> [Job]
Count the lines that include the string "Cancelar", and give only that number.
--------------------------------------------------
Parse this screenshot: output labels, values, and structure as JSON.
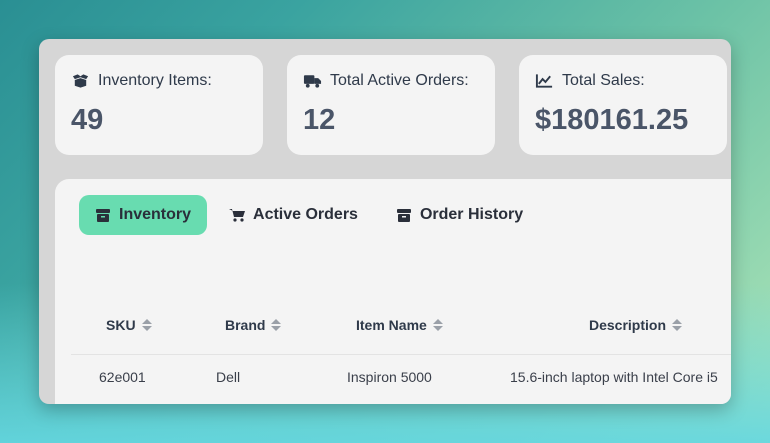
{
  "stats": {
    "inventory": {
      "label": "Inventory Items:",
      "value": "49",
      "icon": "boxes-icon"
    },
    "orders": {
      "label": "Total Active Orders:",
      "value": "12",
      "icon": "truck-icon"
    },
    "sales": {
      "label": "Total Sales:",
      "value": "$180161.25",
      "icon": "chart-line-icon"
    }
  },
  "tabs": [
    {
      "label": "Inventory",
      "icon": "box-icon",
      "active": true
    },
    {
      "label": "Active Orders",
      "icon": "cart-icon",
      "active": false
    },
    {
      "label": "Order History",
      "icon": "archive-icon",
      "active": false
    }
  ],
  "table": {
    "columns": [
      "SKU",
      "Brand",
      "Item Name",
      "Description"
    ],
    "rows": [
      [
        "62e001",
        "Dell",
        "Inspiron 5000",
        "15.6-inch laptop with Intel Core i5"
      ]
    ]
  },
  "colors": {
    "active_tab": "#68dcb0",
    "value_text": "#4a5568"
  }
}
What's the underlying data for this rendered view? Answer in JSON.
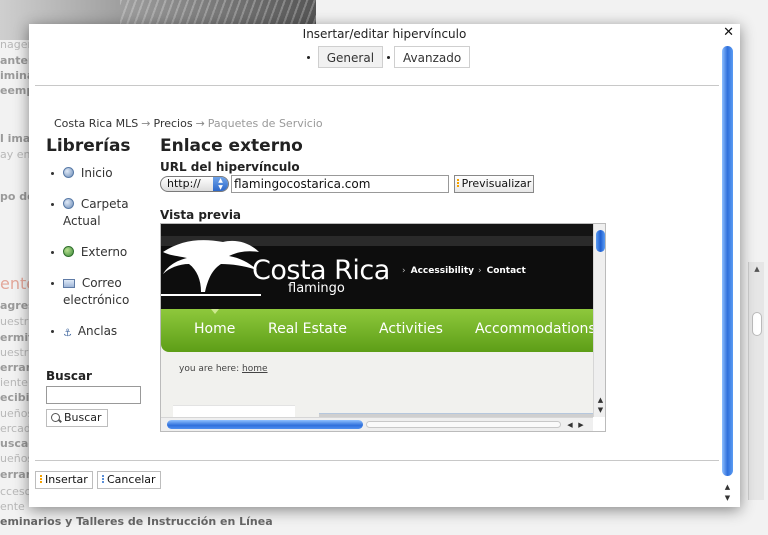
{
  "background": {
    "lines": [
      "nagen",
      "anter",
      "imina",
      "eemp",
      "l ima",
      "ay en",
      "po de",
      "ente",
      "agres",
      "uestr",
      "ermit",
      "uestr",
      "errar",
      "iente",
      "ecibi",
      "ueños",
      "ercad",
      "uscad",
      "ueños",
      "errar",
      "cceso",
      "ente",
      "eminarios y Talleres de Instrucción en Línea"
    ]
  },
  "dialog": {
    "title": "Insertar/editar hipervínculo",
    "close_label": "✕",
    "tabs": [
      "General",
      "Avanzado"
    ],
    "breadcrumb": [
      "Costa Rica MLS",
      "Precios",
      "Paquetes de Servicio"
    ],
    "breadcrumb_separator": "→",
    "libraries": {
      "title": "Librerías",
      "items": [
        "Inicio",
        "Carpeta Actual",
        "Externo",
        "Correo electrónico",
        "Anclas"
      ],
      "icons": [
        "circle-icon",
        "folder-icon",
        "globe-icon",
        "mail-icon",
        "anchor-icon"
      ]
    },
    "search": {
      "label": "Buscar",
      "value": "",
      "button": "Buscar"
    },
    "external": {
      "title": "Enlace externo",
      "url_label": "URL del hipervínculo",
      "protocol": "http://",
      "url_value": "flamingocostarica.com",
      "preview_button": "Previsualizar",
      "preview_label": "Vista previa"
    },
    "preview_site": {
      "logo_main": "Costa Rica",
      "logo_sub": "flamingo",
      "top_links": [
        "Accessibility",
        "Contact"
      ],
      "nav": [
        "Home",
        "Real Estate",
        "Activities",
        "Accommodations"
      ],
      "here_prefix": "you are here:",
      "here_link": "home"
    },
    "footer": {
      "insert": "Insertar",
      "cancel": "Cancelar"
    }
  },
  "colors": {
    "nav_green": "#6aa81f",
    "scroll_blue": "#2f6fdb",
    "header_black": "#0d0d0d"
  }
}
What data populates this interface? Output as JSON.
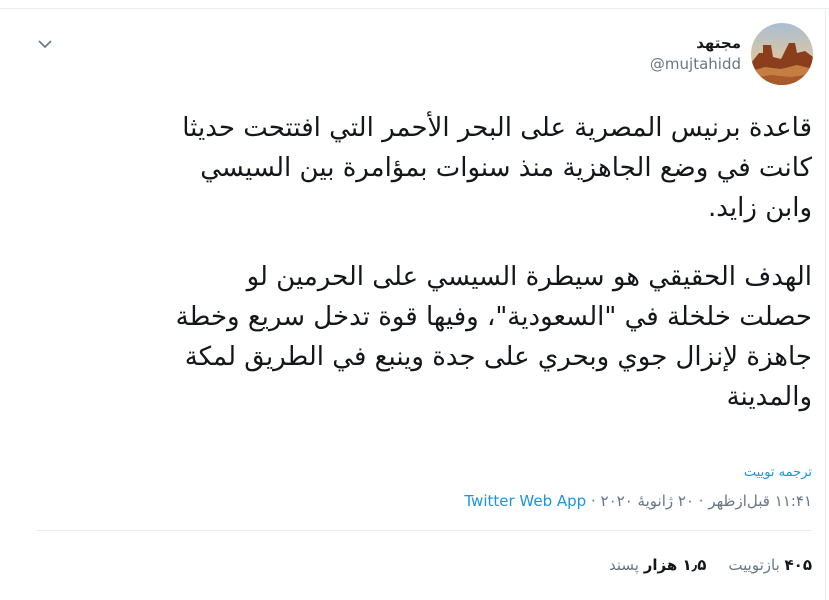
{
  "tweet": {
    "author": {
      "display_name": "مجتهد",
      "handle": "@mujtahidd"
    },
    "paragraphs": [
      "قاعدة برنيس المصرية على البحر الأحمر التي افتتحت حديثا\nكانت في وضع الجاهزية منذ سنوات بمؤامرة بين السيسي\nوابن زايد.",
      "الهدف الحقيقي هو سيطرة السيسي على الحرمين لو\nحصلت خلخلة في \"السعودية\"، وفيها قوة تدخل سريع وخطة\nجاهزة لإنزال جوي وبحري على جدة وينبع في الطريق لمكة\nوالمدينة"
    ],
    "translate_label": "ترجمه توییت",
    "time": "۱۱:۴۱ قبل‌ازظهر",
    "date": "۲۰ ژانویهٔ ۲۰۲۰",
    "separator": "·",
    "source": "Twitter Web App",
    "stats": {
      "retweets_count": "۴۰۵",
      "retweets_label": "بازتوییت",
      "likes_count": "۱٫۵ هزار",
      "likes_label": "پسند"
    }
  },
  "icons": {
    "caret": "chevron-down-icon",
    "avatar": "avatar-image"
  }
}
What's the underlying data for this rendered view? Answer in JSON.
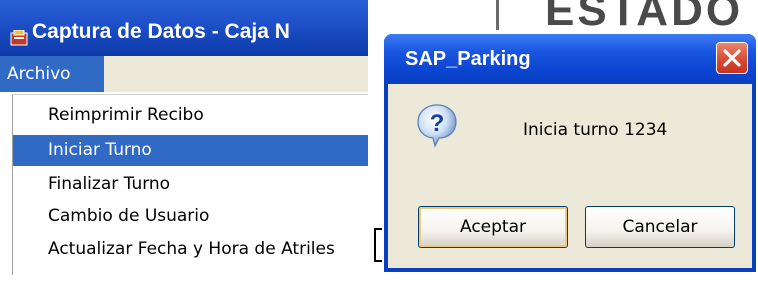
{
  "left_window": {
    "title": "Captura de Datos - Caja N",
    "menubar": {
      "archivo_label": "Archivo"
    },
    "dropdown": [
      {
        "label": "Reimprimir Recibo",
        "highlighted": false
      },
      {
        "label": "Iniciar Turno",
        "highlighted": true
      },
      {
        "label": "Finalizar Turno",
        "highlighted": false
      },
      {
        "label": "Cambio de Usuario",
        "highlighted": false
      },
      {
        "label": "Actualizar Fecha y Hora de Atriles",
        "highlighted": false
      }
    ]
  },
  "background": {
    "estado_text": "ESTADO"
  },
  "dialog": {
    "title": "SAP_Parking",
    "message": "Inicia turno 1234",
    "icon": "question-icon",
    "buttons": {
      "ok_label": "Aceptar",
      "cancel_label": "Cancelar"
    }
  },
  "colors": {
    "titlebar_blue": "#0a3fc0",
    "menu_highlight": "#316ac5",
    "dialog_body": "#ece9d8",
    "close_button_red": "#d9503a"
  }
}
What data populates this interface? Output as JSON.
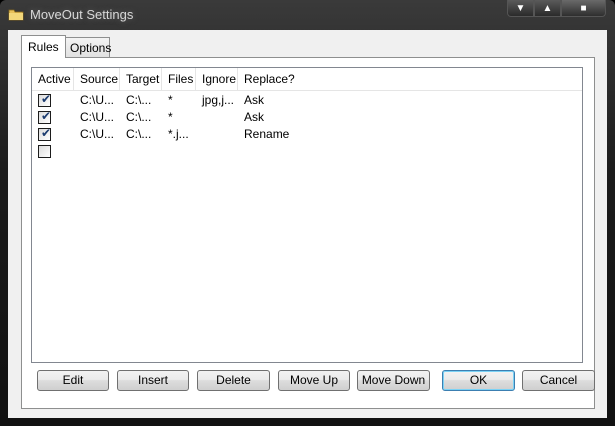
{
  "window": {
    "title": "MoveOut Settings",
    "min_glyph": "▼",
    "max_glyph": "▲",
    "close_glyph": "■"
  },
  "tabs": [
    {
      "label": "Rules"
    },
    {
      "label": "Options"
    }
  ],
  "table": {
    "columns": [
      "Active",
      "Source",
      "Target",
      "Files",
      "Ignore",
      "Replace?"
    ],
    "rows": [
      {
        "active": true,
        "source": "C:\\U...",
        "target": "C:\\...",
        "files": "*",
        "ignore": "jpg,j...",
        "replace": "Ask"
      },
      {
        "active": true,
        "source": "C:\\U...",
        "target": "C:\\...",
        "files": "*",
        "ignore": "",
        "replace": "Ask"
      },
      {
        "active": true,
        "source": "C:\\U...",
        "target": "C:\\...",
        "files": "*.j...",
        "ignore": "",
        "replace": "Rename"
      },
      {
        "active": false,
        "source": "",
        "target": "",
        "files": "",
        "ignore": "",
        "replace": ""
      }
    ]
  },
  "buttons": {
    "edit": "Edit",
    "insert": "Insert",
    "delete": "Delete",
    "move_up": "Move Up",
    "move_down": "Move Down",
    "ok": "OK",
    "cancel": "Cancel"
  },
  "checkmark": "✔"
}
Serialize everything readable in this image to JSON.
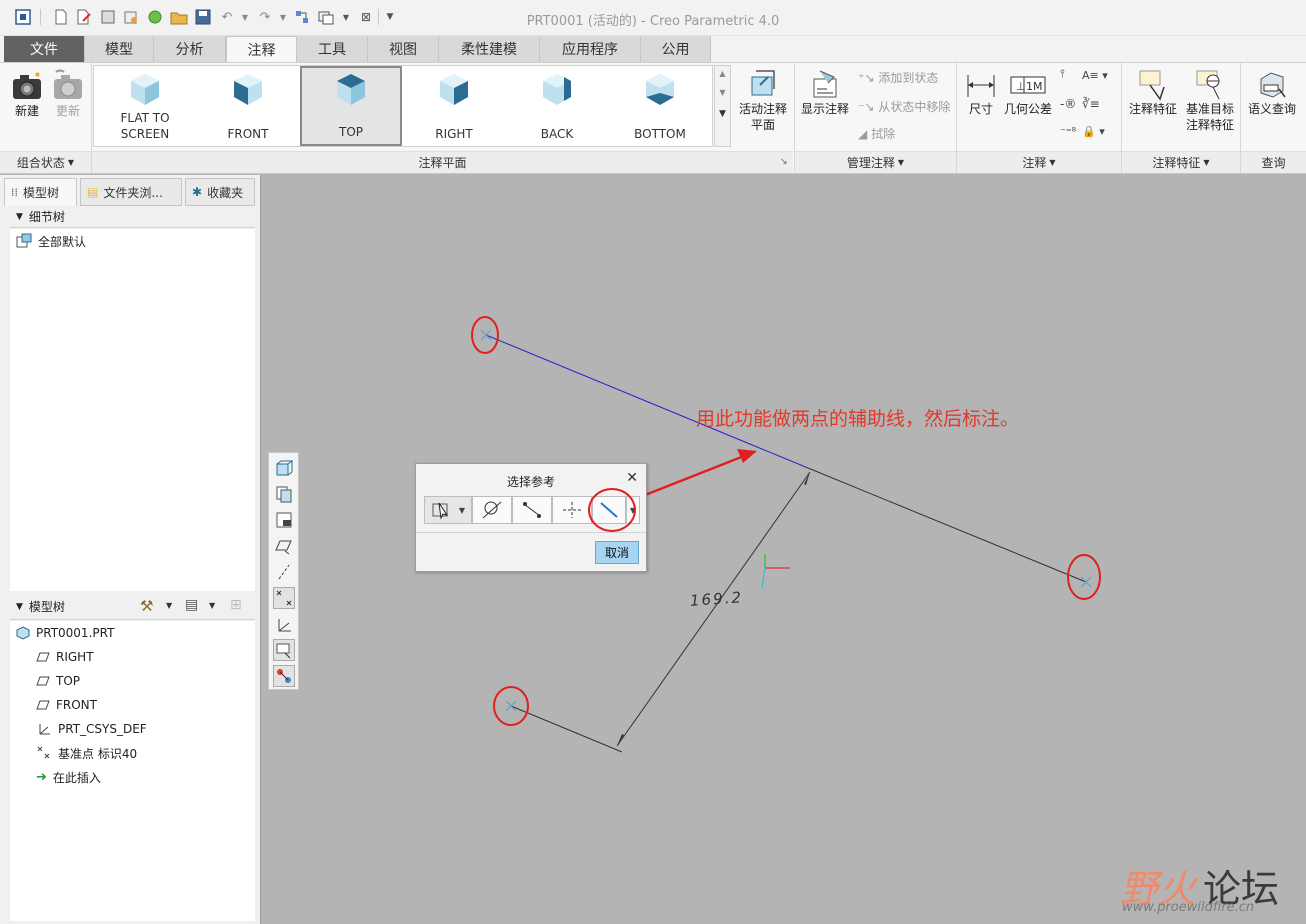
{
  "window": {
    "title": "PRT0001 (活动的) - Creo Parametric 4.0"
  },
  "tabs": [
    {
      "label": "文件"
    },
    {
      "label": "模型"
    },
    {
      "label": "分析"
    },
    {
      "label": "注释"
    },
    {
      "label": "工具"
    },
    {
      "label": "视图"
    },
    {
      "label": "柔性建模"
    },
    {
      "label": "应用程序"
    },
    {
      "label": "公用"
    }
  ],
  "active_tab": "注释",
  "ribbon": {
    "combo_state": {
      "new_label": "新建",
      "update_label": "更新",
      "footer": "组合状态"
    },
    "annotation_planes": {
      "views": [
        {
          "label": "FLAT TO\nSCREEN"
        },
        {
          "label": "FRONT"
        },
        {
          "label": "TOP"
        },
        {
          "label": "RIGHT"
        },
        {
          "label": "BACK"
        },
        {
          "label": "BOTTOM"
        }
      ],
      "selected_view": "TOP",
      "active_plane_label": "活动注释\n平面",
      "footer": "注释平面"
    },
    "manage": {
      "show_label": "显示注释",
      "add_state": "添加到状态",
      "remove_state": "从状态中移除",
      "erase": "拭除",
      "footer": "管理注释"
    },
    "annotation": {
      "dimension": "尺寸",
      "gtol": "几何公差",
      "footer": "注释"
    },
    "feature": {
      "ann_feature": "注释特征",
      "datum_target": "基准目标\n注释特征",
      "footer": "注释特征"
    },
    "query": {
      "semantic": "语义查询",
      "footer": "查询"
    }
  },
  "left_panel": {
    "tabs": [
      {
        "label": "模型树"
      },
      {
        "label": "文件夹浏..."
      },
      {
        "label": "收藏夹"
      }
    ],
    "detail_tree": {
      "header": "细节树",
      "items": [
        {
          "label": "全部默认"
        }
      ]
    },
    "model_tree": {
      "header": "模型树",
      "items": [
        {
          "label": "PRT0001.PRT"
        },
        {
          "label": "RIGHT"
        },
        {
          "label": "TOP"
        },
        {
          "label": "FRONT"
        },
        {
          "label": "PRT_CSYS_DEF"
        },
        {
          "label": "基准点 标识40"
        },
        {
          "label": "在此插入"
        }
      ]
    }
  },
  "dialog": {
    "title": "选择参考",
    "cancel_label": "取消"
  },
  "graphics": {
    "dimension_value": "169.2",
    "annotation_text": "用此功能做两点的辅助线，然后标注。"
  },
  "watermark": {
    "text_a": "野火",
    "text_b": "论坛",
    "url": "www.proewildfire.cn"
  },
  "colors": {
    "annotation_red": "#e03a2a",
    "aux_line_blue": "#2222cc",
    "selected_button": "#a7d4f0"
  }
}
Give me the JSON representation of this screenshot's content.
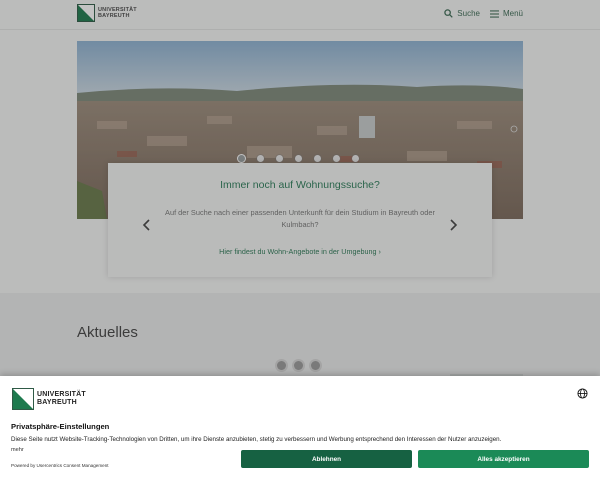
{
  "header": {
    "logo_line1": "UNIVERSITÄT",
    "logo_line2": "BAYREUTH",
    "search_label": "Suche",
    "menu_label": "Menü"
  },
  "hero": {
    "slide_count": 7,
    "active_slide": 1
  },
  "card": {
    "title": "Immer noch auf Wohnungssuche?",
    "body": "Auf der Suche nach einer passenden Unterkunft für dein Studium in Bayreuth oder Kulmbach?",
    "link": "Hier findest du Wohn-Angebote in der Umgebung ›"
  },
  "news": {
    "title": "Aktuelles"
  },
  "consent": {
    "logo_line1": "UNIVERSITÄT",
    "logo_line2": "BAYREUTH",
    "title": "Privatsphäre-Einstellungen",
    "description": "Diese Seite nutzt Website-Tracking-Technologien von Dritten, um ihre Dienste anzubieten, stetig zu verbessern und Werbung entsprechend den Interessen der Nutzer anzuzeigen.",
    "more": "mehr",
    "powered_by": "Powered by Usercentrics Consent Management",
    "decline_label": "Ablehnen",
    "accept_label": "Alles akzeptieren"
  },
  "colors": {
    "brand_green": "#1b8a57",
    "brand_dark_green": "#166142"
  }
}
--------------------------------------------------
> [The response]
2